◆ Your objective
What is the number of lines containing the word "good"? Give that number alone.

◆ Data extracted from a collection
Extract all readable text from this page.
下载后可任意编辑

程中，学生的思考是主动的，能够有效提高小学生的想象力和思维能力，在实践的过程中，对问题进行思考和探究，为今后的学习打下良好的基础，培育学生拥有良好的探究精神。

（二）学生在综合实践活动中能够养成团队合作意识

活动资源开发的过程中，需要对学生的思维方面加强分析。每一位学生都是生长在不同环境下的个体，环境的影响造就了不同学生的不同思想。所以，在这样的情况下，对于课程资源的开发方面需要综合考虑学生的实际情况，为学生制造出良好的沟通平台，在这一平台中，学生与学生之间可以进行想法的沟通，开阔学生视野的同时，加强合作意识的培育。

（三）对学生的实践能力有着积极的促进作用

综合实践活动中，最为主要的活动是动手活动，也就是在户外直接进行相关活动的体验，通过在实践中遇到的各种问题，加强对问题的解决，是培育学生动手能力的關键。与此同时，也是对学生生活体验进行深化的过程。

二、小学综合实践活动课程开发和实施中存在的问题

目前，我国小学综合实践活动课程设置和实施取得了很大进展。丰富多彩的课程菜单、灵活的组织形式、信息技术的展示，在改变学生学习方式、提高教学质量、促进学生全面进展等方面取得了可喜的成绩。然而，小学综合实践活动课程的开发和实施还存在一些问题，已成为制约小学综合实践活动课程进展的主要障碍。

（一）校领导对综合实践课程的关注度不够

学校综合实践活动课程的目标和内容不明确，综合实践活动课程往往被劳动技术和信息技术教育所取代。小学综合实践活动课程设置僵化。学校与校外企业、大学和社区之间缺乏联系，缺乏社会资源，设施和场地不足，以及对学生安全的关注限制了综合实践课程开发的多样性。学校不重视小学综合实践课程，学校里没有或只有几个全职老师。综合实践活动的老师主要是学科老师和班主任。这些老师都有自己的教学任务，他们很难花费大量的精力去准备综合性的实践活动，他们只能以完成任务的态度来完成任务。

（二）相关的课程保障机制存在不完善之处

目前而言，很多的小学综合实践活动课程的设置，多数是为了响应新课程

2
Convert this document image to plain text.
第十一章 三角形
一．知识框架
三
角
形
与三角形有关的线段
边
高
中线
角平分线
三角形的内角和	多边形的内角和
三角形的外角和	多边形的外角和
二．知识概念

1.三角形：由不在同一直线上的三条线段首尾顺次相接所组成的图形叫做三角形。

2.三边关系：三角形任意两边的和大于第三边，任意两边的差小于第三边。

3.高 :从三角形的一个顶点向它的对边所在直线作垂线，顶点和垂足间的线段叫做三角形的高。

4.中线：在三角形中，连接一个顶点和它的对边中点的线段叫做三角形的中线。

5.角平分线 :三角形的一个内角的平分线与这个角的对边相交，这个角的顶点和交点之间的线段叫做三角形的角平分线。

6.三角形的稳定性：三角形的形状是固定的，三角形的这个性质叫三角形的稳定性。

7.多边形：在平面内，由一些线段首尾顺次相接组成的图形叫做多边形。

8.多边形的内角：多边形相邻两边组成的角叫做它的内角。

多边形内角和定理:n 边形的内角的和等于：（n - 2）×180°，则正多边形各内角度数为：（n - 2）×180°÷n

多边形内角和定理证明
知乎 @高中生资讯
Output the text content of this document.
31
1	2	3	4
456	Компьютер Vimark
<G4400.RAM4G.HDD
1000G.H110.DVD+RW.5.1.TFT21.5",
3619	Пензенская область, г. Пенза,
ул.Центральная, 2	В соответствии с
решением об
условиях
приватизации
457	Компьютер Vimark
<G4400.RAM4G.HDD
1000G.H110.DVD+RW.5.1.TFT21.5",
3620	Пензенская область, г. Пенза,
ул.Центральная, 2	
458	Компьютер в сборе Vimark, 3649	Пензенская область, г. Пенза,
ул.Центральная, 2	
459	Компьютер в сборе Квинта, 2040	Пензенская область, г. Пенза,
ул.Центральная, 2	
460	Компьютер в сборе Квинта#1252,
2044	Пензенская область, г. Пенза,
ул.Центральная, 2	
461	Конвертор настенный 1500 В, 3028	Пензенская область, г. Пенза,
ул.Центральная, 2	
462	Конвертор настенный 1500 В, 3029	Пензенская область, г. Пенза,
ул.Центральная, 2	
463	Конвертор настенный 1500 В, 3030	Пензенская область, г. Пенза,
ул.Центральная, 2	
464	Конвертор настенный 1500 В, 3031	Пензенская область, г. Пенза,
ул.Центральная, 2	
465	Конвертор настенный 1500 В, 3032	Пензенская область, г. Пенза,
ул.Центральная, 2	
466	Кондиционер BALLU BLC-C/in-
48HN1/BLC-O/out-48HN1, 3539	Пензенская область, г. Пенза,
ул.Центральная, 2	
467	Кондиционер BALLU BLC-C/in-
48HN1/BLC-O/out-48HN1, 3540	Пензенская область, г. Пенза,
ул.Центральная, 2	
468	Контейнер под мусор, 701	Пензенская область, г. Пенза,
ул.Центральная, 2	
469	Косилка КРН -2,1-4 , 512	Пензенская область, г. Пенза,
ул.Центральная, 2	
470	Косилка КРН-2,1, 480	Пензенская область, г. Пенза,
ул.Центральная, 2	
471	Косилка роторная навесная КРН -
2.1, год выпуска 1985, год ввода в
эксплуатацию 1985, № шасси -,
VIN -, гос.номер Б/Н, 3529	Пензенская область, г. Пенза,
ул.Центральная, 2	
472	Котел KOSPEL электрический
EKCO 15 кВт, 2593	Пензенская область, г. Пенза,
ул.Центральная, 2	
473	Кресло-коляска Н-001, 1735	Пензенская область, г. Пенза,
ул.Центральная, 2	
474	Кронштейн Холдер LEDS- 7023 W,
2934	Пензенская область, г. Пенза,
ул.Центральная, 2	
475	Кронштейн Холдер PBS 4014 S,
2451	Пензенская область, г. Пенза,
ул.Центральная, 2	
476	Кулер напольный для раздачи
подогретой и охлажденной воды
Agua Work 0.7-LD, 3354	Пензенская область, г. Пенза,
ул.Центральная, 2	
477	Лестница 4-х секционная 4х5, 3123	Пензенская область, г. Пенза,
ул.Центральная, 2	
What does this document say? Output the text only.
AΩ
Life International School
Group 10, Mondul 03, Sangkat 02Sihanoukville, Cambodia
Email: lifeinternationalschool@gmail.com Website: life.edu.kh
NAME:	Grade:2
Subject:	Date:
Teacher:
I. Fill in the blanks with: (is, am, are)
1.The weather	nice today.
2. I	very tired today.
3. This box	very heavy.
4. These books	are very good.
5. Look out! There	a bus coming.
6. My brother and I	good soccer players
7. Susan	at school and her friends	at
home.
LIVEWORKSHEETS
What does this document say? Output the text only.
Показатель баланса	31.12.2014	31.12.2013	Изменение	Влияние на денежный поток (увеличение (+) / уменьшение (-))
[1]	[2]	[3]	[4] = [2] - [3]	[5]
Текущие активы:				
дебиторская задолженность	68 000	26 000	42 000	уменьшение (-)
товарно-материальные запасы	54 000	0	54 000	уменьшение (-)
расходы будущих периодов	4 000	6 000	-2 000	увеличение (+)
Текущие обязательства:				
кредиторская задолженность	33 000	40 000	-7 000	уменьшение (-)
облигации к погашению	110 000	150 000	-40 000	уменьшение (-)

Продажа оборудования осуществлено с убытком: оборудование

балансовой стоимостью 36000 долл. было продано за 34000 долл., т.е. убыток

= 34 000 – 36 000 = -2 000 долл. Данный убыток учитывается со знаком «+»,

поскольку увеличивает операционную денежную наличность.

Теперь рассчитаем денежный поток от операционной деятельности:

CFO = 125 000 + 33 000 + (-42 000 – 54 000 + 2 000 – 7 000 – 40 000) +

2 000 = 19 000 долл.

◆ Solution to this task
2